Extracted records

::::

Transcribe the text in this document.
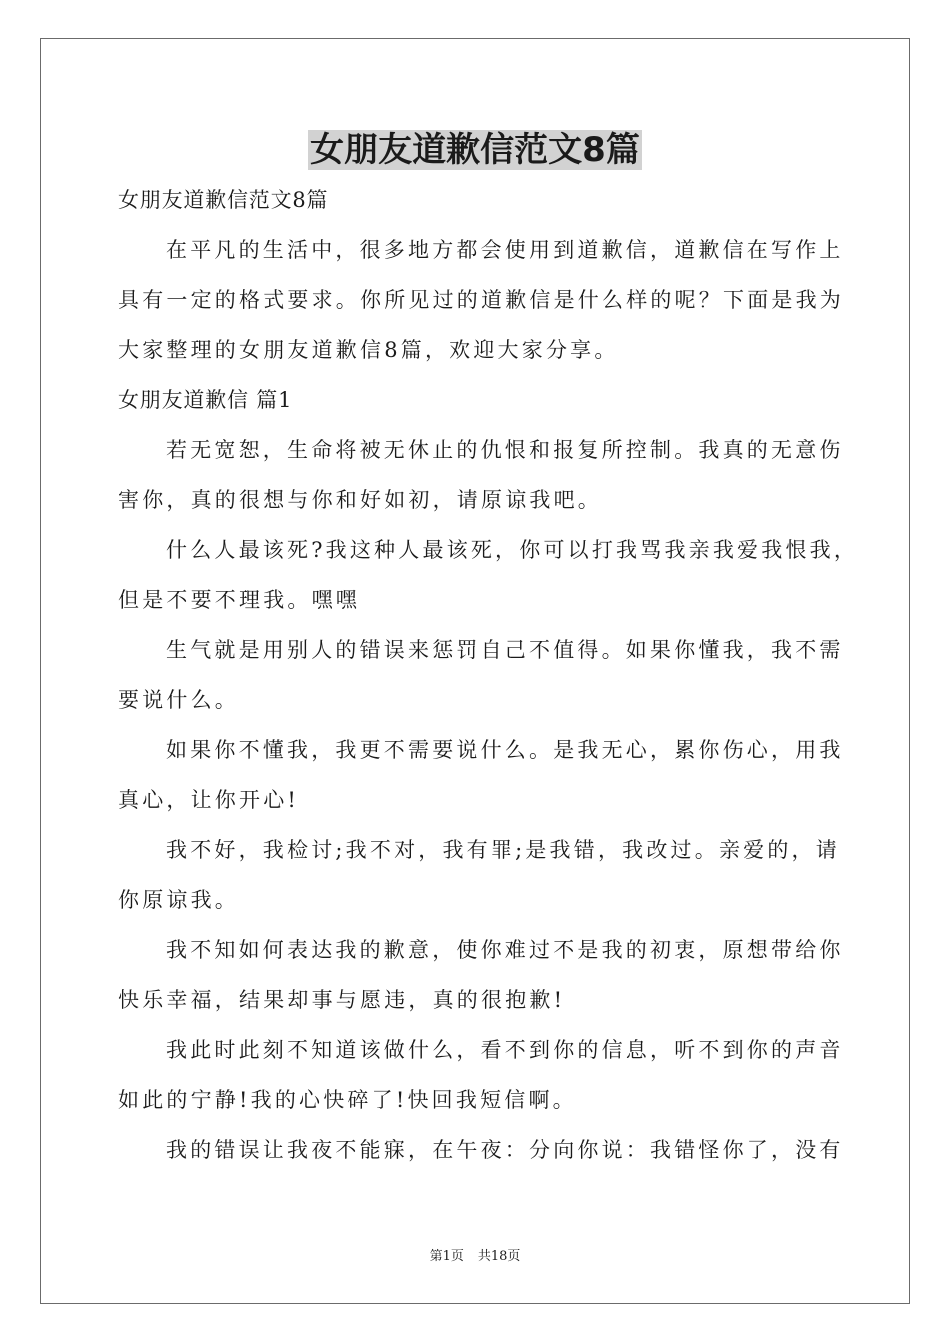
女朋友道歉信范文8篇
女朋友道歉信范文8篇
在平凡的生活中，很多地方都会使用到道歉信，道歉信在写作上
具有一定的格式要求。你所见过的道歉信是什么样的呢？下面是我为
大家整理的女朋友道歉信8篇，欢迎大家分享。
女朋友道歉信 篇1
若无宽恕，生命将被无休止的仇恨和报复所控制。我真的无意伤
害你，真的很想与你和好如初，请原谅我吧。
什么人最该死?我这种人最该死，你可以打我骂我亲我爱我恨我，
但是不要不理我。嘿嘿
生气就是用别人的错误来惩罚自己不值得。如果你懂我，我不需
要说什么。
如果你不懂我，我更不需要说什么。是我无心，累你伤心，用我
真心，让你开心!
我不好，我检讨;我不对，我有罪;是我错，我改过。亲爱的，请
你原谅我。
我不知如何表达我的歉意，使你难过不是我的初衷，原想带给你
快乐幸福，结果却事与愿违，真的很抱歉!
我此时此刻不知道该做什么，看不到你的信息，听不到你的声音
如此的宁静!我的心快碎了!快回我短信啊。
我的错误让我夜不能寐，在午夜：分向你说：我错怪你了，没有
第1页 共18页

::::

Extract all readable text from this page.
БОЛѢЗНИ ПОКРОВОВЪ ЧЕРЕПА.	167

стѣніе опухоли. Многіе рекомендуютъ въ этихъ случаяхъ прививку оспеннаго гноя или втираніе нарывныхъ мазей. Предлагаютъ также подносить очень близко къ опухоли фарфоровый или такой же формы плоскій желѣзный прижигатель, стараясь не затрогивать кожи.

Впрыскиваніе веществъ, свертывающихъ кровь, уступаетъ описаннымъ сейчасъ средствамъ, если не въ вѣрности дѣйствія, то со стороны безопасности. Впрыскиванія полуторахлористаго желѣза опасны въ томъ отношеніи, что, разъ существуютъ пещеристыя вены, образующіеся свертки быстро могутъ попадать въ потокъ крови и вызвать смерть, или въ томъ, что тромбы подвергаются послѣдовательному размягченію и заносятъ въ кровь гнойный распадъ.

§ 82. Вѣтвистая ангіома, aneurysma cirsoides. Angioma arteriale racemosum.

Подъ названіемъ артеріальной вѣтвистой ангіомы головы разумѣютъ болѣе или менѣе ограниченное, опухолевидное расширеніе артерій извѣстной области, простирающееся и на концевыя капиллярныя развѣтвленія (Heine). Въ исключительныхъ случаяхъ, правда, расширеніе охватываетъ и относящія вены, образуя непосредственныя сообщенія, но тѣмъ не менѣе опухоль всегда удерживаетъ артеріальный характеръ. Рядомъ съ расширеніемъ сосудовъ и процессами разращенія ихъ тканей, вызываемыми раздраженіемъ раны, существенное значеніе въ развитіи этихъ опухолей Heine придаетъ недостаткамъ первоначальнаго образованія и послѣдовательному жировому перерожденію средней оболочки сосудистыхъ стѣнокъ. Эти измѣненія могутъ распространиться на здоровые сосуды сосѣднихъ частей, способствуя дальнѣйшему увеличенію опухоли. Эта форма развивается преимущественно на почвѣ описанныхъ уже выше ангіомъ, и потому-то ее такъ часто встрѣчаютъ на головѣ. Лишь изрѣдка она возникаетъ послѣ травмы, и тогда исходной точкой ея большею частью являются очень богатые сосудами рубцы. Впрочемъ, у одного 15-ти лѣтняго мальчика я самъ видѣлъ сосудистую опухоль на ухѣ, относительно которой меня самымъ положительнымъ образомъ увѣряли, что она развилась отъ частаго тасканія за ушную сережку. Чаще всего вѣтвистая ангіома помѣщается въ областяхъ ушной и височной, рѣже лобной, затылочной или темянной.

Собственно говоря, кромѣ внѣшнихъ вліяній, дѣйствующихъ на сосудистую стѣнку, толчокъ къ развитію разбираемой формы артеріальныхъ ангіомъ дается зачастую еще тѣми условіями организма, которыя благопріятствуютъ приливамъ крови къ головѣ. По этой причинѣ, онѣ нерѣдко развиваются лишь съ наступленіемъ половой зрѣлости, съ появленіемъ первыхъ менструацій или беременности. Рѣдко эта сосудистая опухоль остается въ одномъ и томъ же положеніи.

::::

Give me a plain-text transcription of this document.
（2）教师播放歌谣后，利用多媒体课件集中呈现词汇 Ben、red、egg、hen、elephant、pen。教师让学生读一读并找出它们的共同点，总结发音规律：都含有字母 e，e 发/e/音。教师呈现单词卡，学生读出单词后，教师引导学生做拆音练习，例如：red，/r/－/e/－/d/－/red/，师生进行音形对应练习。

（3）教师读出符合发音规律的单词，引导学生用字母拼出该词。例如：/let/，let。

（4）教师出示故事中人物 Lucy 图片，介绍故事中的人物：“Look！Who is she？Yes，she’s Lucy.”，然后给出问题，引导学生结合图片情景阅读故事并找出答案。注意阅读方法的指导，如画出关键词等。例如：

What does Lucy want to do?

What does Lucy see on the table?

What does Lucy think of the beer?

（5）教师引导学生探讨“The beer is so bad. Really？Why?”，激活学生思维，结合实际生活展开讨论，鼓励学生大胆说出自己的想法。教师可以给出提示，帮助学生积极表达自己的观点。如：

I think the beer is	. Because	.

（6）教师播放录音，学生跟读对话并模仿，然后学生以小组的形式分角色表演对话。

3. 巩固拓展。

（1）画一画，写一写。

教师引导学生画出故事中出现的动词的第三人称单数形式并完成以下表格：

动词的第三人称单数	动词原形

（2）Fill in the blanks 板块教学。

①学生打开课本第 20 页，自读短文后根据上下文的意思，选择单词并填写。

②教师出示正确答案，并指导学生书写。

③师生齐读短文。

::::

In the entries above, find lines with "text" and copy each.

* In response:
Transcribe the text in this document.
Extract all readable text from this page.
Give me a plain-text transcription of this document.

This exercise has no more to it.